## [Your task]
Can you reproduce the data beneath, keeping every line exact?

## [Records for the exercise]
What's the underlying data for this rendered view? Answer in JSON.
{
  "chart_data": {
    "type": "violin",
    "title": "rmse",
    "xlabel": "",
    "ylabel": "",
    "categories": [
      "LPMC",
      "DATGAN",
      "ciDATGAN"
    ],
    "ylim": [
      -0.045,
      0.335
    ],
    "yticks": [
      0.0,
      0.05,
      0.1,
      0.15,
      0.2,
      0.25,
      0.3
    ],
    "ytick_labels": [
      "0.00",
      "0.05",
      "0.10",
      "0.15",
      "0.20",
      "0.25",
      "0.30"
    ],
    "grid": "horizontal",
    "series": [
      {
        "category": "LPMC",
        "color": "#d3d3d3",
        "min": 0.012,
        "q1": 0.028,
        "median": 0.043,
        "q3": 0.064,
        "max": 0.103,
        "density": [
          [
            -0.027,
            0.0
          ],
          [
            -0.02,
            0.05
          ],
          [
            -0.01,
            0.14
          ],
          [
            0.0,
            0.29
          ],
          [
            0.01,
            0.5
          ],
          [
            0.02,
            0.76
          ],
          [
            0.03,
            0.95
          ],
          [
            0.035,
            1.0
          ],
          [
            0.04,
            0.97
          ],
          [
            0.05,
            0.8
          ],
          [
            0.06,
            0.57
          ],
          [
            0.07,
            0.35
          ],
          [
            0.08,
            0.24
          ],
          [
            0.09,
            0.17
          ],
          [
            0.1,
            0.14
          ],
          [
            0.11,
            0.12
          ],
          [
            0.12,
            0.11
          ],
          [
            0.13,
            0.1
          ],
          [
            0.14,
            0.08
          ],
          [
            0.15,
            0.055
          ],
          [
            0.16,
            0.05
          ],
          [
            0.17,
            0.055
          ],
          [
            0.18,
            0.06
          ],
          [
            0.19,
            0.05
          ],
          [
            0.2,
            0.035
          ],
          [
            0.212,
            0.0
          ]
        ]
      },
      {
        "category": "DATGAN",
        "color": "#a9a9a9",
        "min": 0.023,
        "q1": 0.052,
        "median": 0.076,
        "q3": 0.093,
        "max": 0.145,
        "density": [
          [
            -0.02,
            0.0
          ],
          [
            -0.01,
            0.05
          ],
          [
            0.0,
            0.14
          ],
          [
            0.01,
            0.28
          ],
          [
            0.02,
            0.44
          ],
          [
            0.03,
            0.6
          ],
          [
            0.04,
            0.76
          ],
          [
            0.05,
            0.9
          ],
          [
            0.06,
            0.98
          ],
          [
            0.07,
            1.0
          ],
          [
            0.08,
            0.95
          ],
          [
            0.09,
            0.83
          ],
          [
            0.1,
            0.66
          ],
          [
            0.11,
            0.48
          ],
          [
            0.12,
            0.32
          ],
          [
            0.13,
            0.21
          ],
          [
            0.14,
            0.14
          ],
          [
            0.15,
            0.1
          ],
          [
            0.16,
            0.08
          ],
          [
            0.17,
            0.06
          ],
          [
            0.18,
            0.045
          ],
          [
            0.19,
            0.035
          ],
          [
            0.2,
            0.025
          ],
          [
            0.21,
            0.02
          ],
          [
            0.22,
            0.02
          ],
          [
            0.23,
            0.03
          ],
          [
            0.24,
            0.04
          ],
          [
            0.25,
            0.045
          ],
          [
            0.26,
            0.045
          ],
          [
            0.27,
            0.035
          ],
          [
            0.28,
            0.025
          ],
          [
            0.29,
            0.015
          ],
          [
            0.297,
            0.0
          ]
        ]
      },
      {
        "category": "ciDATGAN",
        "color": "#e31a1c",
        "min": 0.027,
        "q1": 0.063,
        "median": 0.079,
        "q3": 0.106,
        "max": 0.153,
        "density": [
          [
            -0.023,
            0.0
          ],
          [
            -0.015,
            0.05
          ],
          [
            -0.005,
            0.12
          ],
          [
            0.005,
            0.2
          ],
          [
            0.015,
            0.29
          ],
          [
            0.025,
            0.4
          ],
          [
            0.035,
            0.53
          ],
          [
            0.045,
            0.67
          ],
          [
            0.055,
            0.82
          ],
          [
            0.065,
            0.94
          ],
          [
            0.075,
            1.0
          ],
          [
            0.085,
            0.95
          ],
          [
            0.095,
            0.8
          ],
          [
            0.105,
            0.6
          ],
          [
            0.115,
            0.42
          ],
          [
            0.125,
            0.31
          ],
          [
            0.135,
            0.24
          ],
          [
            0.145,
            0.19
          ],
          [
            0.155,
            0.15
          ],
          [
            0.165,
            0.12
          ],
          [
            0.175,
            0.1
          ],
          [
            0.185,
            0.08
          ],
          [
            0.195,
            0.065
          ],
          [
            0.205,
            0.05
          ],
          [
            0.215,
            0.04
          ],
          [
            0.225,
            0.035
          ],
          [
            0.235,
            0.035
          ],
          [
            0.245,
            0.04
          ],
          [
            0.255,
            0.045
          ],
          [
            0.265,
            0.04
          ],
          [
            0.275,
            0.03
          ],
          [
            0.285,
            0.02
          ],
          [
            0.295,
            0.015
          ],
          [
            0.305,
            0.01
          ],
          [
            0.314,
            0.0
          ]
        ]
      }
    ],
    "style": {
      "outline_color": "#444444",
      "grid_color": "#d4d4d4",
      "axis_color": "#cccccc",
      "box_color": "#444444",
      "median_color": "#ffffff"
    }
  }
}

## [Response to this exercise]
What's the underlying data for this rendered view? Answer in JSON.
{
  "chart_data": {
    "type": "violin",
    "title": "rmse",
    "xlabel": "",
    "ylabel": "",
    "categories": [
      "LPMC",
      "DATGAN",
      "ciDATGAN"
    ],
    "ylim": [
      -0.045,
      0.335
    ],
    "yticks": [
      0.0,
      0.05,
      0.1,
      0.15,
      0.2,
      0.25,
      0.3
    ],
    "ytick_labels": [
      "0.00",
      "0.05",
      "0.10",
      "0.15",
      "0.20",
      "0.25",
      "0.30"
    ],
    "grid": "horizontal",
    "series": [
      {
        "category": "LPMC",
        "color": "#d3d3d3",
        "min": 0.012,
        "q1": 0.028,
        "median": 0.043,
        "q3": 0.064,
        "max": 0.103,
        "density": [
          [
            -0.027,
            0.0
          ],
          [
            -0.02,
            0.05
          ],
          [
            -0.01,
            0.14
          ],
          [
            0.0,
            0.29
          ],
          [
            0.01,
            0.5
          ],
          [
            0.02,
            0.76
          ],
          [
            0.03,
            0.95
          ],
          [
            0.035,
            1.0
          ],
          [
            0.04,
            0.97
          ],
          [
            0.05,
            0.8
          ],
          [
            0.06,
            0.57
          ],
          [
            0.07,
            0.35
          ],
          [
            0.08,
            0.24
          ],
          [
            0.09,
            0.17
          ],
          [
            0.1,
            0.14
          ],
          [
            0.11,
            0.12
          ],
          [
            0.12,
            0.11
          ],
          [
            0.13,
            0.1
          ],
          [
            0.14,
            0.08
          ],
          [
            0.15,
            0.055
          ],
          [
            0.16,
            0.05
          ],
          [
            0.17,
            0.055
          ],
          [
            0.18,
            0.06
          ],
          [
            0.19,
            0.05
          ],
          [
            0.2,
            0.035
          ],
          [
            0.212,
            0.0
          ]
        ]
      },
      {
        "category": "DATGAN",
        "color": "#a9a9a9",
        "min": 0.023,
        "q1": 0.052,
        "median": 0.076,
        "q3": 0.093,
        "max": 0.145,
        "density": [
          [
            -0.02,
            0.0
          ],
          [
            -0.01,
            0.05
          ],
          [
            0.0,
            0.14
          ],
          [
            0.01,
            0.28
          ],
          [
            0.02,
            0.44
          ],
          [
            0.03,
            0.6
          ],
          [
            0.04,
            0.76
          ],
          [
            0.05,
            0.9
          ],
          [
            0.06,
            0.98
          ],
          [
            0.07,
            1.0
          ],
          [
            0.08,
            0.95
          ],
          [
            0.09,
            0.83
          ],
          [
            0.1,
            0.66
          ],
          [
            0.11,
            0.48
          ],
          [
            0.12,
            0.32
          ],
          [
            0.13,
            0.21
          ],
          [
            0.14,
            0.14
          ],
          [
            0.15,
            0.1
          ],
          [
            0.16,
            0.08
          ],
          [
            0.17,
            0.06
          ],
          [
            0.18,
            0.045
          ],
          [
            0.19,
            0.035
          ],
          [
            0.2,
            0.025
          ],
          [
            0.21,
            0.02
          ],
          [
            0.22,
            0.02
          ],
          [
            0.23,
            0.03
          ],
          [
            0.24,
            0.04
          ],
          [
            0.25,
            0.045
          ],
          [
            0.26,
            0.045
          ],
          [
            0.27,
            0.035
          ],
          [
            0.28,
            0.025
          ],
          [
            0.29,
            0.015
          ],
          [
            0.297,
            0.0
          ]
        ]
      },
      {
        "category": "ciDATGAN",
        "color": "#e31a1c",
        "min": 0.027,
        "q1": 0.063,
        "median": 0.079,
        "q3": 0.106,
        "max": 0.153,
        "density": [
          [
            -0.023,
            0.0
          ],
          [
            -0.015,
            0.05
          ],
          [
            -0.005,
            0.12
          ],
          [
            0.005,
            0.2
          ],
          [
            0.015,
            0.29
          ],
          [
            0.025,
            0.4
          ],
          [
            0.035,
            0.53
          ],
          [
            0.045,
            0.67
          ],
          [
            0.055,
            0.82
          ],
          [
            0.065,
            0.94
          ],
          [
            0.075,
            1.0
          ],
          [
            0.085,
            0.95
          ],
          [
            0.095,
            0.8
          ],
          [
            0.105,
            0.6
          ],
          [
            0.115,
            0.42
          ],
          [
            0.125,
            0.31
          ],
          [
            0.135,
            0.24
          ],
          [
            0.145,
            0.19
          ],
          [
            0.155,
            0.15
          ],
          [
            0.165,
            0.12
          ],
          [
            0.175,
            0.1
          ],
          [
            0.185,
            0.08
          ],
          [
            0.195,
            0.065
          ],
          [
            0.205,
            0.05
          ],
          [
            0.215,
            0.04
          ],
          [
            0.225,
            0.035
          ],
          [
            0.235,
            0.035
          ],
          [
            0.245,
            0.04
          ],
          [
            0.255,
            0.045
          ],
          [
            0.265,
            0.04
          ],
          [
            0.275,
            0.03
          ],
          [
            0.285,
            0.02
          ],
          [
            0.295,
            0.015
          ],
          [
            0.305,
            0.01
          ],
          [
            0.314,
            0.0
          ]
        ]
      }
    ],
    "style": {
      "outline_color": "#444444",
      "grid_color": "#d4d4d4",
      "axis_color": "#cccccc",
      "box_color": "#444444",
      "median_color": "#ffffff"
    }
  }
}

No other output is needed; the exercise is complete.